▸ **Goal**
Print every record below exactly as written.

[Data listing]
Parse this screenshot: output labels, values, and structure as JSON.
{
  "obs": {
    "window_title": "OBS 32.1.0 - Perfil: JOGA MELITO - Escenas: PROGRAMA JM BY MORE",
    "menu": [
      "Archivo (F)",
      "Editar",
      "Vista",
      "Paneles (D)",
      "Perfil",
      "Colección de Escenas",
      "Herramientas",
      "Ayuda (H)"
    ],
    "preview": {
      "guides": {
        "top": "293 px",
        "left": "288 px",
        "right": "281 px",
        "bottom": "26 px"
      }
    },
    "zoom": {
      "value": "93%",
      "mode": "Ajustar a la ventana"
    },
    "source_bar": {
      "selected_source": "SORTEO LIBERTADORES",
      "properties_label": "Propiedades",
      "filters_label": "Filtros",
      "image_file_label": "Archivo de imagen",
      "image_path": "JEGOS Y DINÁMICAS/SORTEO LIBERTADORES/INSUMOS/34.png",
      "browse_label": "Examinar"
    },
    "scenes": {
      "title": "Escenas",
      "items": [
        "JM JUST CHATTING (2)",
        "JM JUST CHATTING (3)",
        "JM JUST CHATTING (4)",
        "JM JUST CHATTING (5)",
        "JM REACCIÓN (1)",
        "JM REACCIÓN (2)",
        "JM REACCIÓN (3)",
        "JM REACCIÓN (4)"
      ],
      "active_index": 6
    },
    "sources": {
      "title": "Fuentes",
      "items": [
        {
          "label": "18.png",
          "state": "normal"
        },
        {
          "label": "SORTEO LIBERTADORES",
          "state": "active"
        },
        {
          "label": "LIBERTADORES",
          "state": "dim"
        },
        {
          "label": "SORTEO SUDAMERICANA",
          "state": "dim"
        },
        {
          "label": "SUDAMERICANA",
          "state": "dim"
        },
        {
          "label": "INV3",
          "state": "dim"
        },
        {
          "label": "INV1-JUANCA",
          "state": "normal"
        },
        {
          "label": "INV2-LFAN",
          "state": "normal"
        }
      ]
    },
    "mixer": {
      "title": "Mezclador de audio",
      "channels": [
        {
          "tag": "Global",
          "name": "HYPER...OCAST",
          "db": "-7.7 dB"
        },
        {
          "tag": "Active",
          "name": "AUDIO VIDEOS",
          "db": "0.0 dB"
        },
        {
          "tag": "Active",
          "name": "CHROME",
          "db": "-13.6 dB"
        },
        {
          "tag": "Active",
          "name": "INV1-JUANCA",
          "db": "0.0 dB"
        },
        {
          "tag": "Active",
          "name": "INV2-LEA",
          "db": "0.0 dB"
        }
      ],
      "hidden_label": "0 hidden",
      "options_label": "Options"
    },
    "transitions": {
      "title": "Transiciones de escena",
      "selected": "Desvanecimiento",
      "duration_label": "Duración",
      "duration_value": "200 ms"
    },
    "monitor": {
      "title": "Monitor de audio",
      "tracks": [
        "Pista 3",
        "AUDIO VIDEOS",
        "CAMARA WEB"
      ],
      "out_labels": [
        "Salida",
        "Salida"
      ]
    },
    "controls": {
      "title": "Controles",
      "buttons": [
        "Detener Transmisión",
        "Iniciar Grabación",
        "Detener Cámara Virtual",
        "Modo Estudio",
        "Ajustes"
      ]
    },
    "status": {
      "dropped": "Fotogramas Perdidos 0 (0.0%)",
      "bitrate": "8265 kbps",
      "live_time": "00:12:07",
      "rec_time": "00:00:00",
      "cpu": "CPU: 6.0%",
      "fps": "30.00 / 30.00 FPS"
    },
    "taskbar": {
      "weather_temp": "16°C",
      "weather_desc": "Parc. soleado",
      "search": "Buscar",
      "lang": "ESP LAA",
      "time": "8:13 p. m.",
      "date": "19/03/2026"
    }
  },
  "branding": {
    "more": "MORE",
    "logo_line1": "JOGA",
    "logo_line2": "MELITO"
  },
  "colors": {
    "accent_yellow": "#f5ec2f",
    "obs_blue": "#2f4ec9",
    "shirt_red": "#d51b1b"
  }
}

▸ **Full response**
Parse this screenshot: output labels, values, and structure as JSON.
{
  "obs": {
    "window_title": "OBS 32.1.0 - Perfil: JOGA MELITO - Escenas: PROGRAMA JM BY MORE",
    "menu": [
      "Archivo (F)",
      "Editar",
      "Vista",
      "Paneles (D)",
      "Perfil",
      "Colección de Escenas",
      "Herramientas",
      "Ayuda (H)"
    ],
    "preview": {
      "guides": {
        "top": "293 px",
        "left": "288 px",
        "right": "281 px",
        "bottom": "26 px"
      }
    },
    "zoom": {
      "value": "93%",
      "mode": "Ajustar a la ventana"
    },
    "source_bar": {
      "selected_source": "SORTEO LIBERTADORES",
      "properties_label": "Propiedades",
      "filters_label": "Filtros",
      "image_file_label": "Archivo de imagen",
      "image_path": "JEGOS Y DINÁMICAS/SORTEO LIBERTADORES/INSUMOS/34.png",
      "browse_label": "Examinar"
    },
    "scenes": {
      "title": "Escenas",
      "items": [
        "JM JUST CHATTING (2)",
        "JM JUST CHATTING (3)",
        "JM JUST CHATTING (4)",
        "JM JUST CHATTING (5)",
        "JM REACCIÓN (1)",
        "JM REACCIÓN (2)",
        "JM REACCIÓN (3)",
        "JM REACCIÓN (4)"
      ],
      "active_index": 6
    },
    "sources": {
      "title": "Fuentes",
      "items": [
        {
          "label": "18.png",
          "state": "normal"
        },
        {
          "label": "SORTEO LIBERTADORES",
          "state": "active"
        },
        {
          "label": "LIBERTADORES",
          "state": "dim"
        },
        {
          "label": "SORTEO SUDAMERICANA",
          "state": "dim"
        },
        {
          "label": "SUDAMERICANA",
          "state": "dim"
        },
        {
          "label": "INV3",
          "state": "dim"
        },
        {
          "label": "INV1-JUANCA",
          "state": "normal"
        },
        {
          "label": "INV2-LFAN",
          "state": "normal"
        }
      ]
    },
    "mixer": {
      "title": "Mezclador de audio",
      "channels": [
        {
          "tag": "Global",
          "name": "HYPER...OCAST",
          "db": "-7.7 dB"
        },
        {
          "tag": "Active",
          "name": "AUDIO VIDEOS",
          "db": "0.0 dB"
        },
        {
          "tag": "Active",
          "name": "CHROME",
          "db": "-13.6 dB"
        },
        {
          "tag": "Active",
          "name": "INV1-JUANCA",
          "db": "0.0 dB"
        },
        {
          "tag": "Active",
          "name": "INV2-LEA",
          "db": "0.0 dB"
        }
      ],
      "hidden_label": "0 hidden",
      "options_label": "Options"
    },
    "transitions": {
      "title": "Transiciones de escena",
      "selected": "Desvanecimiento",
      "duration_label": "Duración",
      "duration_value": "200 ms"
    },
    "monitor": {
      "title": "Monitor de audio",
      "tracks": [
        "Pista 3",
        "AUDIO VIDEOS",
        "CAMARA WEB"
      ],
      "out_labels": [
        "Salida",
        "Salida"
      ]
    },
    "controls": {
      "title": "Controles",
      "buttons": [
        "Detener Transmisión",
        "Iniciar Grabación",
        "Detener Cámara Virtual",
        "Modo Estudio",
        "Ajustes"
      ]
    },
    "status": {
      "dropped": "Fotogramas Perdidos 0 (0.0%)",
      "bitrate": "8265 kbps",
      "live_time": "00:12:07",
      "rec_time": "00:00:00",
      "cpu": "CPU: 6.0%",
      "fps": "30.00 / 30.00 FPS"
    },
    "taskbar": {
      "weather_temp": "16°C",
      "weather_desc": "Parc. soleado",
      "search": "Buscar",
      "lang": "ESP LAA",
      "time": "8:13 p. m.",
      "date": "19/03/2026"
    }
  },
  "branding": {
    "more": "MORE",
    "logo_line1": "JOGA",
    "logo_line2": "MELITO"
  },
  "colors": {
    "accent_yellow": "#f5ec2f",
    "obs_blue": "#2f4ec9",
    "shirt_red": "#d51b1b"
  }
}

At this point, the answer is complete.